**What to work on**: All of the material below is to be repeated exactly.

---- Provided entries

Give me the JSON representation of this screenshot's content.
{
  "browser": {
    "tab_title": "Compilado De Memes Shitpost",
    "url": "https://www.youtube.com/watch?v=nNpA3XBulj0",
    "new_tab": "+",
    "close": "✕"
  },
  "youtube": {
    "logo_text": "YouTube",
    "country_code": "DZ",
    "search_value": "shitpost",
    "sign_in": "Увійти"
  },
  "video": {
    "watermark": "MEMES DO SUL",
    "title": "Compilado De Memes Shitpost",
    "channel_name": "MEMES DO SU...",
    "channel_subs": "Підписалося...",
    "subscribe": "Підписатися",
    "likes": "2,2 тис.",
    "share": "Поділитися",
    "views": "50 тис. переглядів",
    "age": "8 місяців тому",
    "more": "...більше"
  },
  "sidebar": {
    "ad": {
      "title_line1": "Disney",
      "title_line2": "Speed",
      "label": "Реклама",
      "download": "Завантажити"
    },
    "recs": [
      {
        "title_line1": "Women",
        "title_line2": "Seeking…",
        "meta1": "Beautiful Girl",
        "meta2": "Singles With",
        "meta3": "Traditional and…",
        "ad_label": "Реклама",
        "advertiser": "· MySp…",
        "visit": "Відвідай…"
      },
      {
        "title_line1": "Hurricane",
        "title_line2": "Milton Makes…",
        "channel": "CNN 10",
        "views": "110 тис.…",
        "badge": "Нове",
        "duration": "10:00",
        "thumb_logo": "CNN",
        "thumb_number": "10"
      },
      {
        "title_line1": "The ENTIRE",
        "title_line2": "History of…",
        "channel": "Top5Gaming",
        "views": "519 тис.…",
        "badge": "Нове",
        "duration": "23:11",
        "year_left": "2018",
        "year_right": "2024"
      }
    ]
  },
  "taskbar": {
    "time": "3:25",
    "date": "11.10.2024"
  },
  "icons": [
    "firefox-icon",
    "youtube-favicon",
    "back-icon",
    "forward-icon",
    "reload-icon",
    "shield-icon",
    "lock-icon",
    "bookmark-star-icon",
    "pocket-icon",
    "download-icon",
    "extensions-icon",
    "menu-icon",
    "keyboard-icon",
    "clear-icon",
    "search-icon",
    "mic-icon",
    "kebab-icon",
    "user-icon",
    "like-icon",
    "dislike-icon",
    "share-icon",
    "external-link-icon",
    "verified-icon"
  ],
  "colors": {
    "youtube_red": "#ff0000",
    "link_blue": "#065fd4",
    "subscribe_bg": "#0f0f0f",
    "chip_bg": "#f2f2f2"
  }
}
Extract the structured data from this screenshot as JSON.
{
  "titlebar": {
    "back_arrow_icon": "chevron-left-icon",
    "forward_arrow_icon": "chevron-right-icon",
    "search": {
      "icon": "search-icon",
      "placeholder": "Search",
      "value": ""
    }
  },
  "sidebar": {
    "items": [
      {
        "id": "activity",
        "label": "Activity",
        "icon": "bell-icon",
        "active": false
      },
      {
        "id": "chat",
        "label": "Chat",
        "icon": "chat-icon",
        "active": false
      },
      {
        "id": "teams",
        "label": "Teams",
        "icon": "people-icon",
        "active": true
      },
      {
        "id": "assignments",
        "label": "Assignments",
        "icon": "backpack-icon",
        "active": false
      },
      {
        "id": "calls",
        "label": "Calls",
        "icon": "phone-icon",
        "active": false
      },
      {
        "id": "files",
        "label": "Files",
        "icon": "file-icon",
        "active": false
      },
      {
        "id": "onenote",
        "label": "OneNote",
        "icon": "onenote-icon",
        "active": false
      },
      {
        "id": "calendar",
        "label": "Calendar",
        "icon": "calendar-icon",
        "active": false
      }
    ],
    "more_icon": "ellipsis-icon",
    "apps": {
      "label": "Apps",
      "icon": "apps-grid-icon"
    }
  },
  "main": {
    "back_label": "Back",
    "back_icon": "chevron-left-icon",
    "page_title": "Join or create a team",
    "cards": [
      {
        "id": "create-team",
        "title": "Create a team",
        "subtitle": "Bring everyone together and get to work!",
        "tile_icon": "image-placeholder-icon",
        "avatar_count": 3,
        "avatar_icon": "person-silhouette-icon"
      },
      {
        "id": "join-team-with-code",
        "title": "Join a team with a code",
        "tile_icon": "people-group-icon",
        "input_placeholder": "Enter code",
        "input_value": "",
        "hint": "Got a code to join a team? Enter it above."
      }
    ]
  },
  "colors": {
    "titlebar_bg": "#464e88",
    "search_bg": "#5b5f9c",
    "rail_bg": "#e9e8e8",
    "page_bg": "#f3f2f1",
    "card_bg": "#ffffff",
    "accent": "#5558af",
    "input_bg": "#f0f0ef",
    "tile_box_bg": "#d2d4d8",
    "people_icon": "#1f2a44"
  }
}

--------

**Answer to the task**:
Give me the JSON representation of this screenshot's content.
{
  "browser": {
    "tab_title": "Compilado De Memes Shitpost",
    "url": "https://www.youtube.com/watch?v=nNpA3XBulj0",
    "new_tab": "+",
    "close": "✕"
  },
  "youtube": {
    "logo_text": "YouTube",
    "country_code": "DZ",
    "search_value": "shitpost",
    "sign_in": "Увійти"
  },
  "video": {
    "watermark": "MEMES DO SUL",
    "title": "Compilado De Memes Shitpost",
    "channel_name": "MEMES DO SU...",
    "channel_subs": "Підписалося...",
    "subscribe": "Підписатися",
    "likes": "2,2 тис.",
    "share": "Поділитися",
    "views": "50 тис. переглядів",
    "age": "8 місяців тому",
    "more": "...більше"
  },
  "sidebar": {
    "ad": {
      "title_line1": "Disney",
      "title_line2": "Speed",
      "label": "Реклама",
      "download": "Завантажити"
    },
    "recs": [
      {
        "title_line1": "Women",
        "title_line2": "Seeking…",
        "meta1": "Beautiful Girl",
        "meta2": "Singles With",
        "meta3": "Traditional and…",
        "ad_label": "Реклама",
        "advertiser": "· MySp…",
        "visit": "Відвідай…"
      },
      {
        "title_line1": "Hurricane",
        "title_line2": "Milton Makes…",
        "channel": "CNN 10",
        "views": "110 тис.…",
        "badge": "Нове",
        "duration": "10:00",
        "thumb_logo": "CNN",
        "thumb_number": "10"
      },
      {
        "title_line1": "The ENTIRE",
        "title_line2": "History of…",
        "channel": "Top5Gaming",
        "views": "519 тис.…",
        "badge": "Нове",
        "duration": "23:11",
        "year_left": "2018",
        "year_right": "2024"
      }
    ]
  },
  "taskbar": {
    "time": "3:25",
    "date": "11.10.2024"
  },
  "icons": [
    "firefox-icon",
    "youtube-favicon",
    "back-icon",
    "forward-icon",
    "reload-icon",
    "shield-icon",
    "lock-icon",
    "bookmark-star-icon",
    "pocket-icon",
    "download-icon",
    "extensions-icon",
    "menu-icon",
    "keyboard-icon",
    "clear-icon",
    "search-icon",
    "mic-icon",
    "kebab-icon",
    "user-icon",
    "like-icon",
    "dislike-icon",
    "share-icon",
    "external-link-icon",
    "verified-icon"
  ],
  "colors": {
    "youtube_red": "#ff0000",
    "link_blue": "#065fd4",
    "subscribe_bg": "#0f0f0f",
    "chip_bg": "#f2f2f2"
  }
}
Extract the structured data from this screenshot as JSON.
{
  "titlebar": {
    "back_arrow_icon": "chevron-left-icon",
    "forward_arrow_icon": "chevron-right-icon",
    "search": {
      "icon": "search-icon",
      "placeholder": "Search",
      "value": ""
    }
  },
  "sidebar": {
    "items": [
      {
        "id": "activity",
        "label": "Activity",
        "icon": "bell-icon",
        "active": false
      },
      {
        "id": "chat",
        "label": "Chat",
        "icon": "chat-icon",
        "active": false
      },
      {
        "id": "teams",
        "label": "Teams",
        "icon": "people-icon",
        "active": true
      },
      {
        "id": "assignments",
        "label": "Assignments",
        "icon": "backpack-icon",
        "active": false
      },
      {
        "id": "calls",
        "label": "Calls",
        "icon": "phone-icon",
        "active": false
      },
      {
        "id": "files",
        "label": "Files",
        "icon": "file-icon",
        "active": false
      },
      {
        "id": "onenote",
        "label": "OneNote",
        "icon": "onenote-icon",
        "active": false
      },
      {
        "id": "calendar",
        "label": "Calendar",
        "icon": "calendar-icon",
        "active": false
      }
    ],
    "more_icon": "ellipsis-icon",
    "apps": {
      "label": "Apps",
      "icon": "apps-grid-icon"
    }
  },
  "main": {
    "back_label": "Back",
    "back_icon": "chevron-left-icon",
    "page_title": "Join or create a team",
    "cards": [
      {
        "id": "create-team",
        "title": "Create a team",
        "subtitle": "Bring everyone together and get to work!",
        "tile_icon": "image-placeholder-icon",
        "avatar_count": 3,
        "avatar_icon": "person-silhouette-icon"
      },
      {
        "id": "join-team-with-code",
        "title": "Join a team with a code",
        "tile_icon": "people-group-icon",
        "input_placeholder": "Enter code",
        "input_value": "",
        "hint": "Got a code to join a team? Enter it above."
      }
    ]
  },
  "colors": {
    "titlebar_bg": "#464e88",
    "search_bg": "#5b5f9c",
    "rail_bg": "#e9e8e8",
    "page_bg": "#f3f2f1",
    "card_bg": "#ffffff",
    "accent": "#5558af",
    "input_bg": "#f0f0ef",
    "tile_box_bg": "#d2d4d8",
    "people_icon": "#1f2a44"
  }
}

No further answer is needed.